# [Texte de l'exercice]
>>>>

Pourquoi Genève abrite-t-elle pareille effervescence? «Cette ville bénéficie d’une conjonction d’éléments favorables, analyse Roland Margueron, libraire, galeriste et éditeur. En utilisant le dessin, une longue tradition d’affiches politiques et culturelles permet à bon nombre de bédéistes de trouver des débouchés financiers.» Au fil des deux dernières décennies, on remarque aussi une abondance de concours, d’expositions, de manifestations communes entre BD et scènes musicales tant jazz que rock, des éditeurs tels AtoZ, et enfin une présence régulière des dessinateurs dans la presse romande. Autant d’émulations encourageant les vocations.
Cet automne, en l’honneur de son concitoyen Rodolphe Toepffer, dont les «Histoires en estampes» préfigurent la BD en 1827 déjà, La Ville de Genève a instauré un prix récompensant dessinateurs indigènes (Baladi, Wazem et Tirabosco) et étrangers (Tardi, Loustal et Vicomte). Une reconnaissance officielle que l’on trouve aussi dans le système scolaire où bourses et stages liés à la BD ne sont pas rares. Par ailleurs, l’existence d’une maturité artistique a poussé la Lausannoise Nadia Raviscioni à déménager ici avant que ses travaux forment la matière de son futur diplôme des beaux-arts. L’Ecole des arts décoratifs aussi, qui encourage ceux qui préfèrent les petits Mickey, a offert les bases techniques de bon nombre de bédéistes genevois. Et avant d’être une belle aventure éditoriale, la création de «B.ü.L.b» («alias bande utopique à lire dans son bain, avec un Umlaut parce qu’on est en Suisse») était le travail de diplôme de Nicolas Robel, étudiant modèle en «communication visuelle» à l’Ecole supérieure des arts appliqués.

Déboulent les bulles
ATRABILE, CP 30,1211 Genève 21. Prochain numéro du fanzine «Bile Noire» en février. Dernier album publié: Frederik Peeters, «Brendon Bellard».
ASSOCIATION DROZOPHILE, CP 441, 1226 Thônex. Prochain numéro du fanzine «Drozophile» consacré au foot en mai. Dernier album publié: Nadia Ravisconi, «Odette et l’eau». L’auteur expose dessins et sérigraphies à Soral (GE), galerie Brot und Käse, du 4 au 20 février.

<<<<

# [Travail à faire]
Remplacez «décennies» par «années» dans le passage du texte sur la bande dessinée à Genève qui commence par «Pourquoi Genève abrite-t-elle» et se poursuit jusqu'à «encourageant les vocations.», puis recopiez ce passage ainsi modifié.

# [Données fournies]

>>>>

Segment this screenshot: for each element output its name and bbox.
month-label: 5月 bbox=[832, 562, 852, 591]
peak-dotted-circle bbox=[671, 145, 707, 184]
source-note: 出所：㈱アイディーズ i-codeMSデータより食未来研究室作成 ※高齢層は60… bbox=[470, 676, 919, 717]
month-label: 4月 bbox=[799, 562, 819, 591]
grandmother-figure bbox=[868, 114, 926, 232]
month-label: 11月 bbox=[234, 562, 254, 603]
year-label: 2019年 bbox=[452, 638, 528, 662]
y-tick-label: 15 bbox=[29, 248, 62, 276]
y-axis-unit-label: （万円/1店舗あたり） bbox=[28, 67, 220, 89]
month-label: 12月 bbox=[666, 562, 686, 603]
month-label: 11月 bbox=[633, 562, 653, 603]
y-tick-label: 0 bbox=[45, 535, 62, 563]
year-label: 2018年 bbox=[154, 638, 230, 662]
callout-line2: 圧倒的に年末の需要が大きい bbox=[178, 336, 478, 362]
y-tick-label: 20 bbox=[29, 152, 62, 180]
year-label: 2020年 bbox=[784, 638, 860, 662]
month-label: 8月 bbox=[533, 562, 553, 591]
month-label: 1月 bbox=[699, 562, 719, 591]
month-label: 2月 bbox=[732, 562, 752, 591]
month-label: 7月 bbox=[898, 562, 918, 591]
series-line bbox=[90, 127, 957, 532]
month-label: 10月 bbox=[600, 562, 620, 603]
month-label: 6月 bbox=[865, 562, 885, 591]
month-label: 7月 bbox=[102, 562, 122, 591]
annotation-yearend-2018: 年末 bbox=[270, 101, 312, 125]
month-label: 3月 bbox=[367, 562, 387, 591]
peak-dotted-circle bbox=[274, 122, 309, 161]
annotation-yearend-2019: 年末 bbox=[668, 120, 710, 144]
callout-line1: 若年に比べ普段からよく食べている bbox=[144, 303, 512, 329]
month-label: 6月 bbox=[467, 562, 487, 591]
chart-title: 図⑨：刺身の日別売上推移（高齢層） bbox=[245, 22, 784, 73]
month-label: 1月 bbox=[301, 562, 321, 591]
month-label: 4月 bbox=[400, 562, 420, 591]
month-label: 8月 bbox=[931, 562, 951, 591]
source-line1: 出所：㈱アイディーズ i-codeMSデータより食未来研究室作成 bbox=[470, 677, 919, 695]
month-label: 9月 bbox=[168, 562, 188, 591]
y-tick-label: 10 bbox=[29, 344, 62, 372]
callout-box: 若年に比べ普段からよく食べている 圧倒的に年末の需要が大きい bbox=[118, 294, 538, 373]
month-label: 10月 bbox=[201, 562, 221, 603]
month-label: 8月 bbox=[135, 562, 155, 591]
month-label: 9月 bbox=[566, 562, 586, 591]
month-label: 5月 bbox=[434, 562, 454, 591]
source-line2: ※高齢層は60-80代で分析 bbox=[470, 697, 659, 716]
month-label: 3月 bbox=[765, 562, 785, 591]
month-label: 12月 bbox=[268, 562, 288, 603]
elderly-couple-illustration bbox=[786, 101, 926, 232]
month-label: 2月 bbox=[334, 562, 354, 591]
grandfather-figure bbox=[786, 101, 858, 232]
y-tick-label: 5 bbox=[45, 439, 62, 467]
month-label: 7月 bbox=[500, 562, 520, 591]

<<<<

# [Votre réponse]
Pourquoi Genève abrite-t-elle pareille effervescence? «Cette ville bénéficie d’une conjonction d’éléments favorables, analyse Roland Margueron, libraire, galeriste et éditeur. En utilisant le dessin, une longue tradition d’affiches politiques et culturelles permet à bon nombre de bédéistes de trouver des débouchés financiers.» Au fil des deux dernières années, on remarque aussi une abondance de concours, d’expositions, de manifestations communes entre BD et scènes musicales tant jazz que rock, des éditeurs tels AtoZ, et enfin une présence régulière des dessinateurs dans la presse romande. Autant d’émulations encourageant les vocations.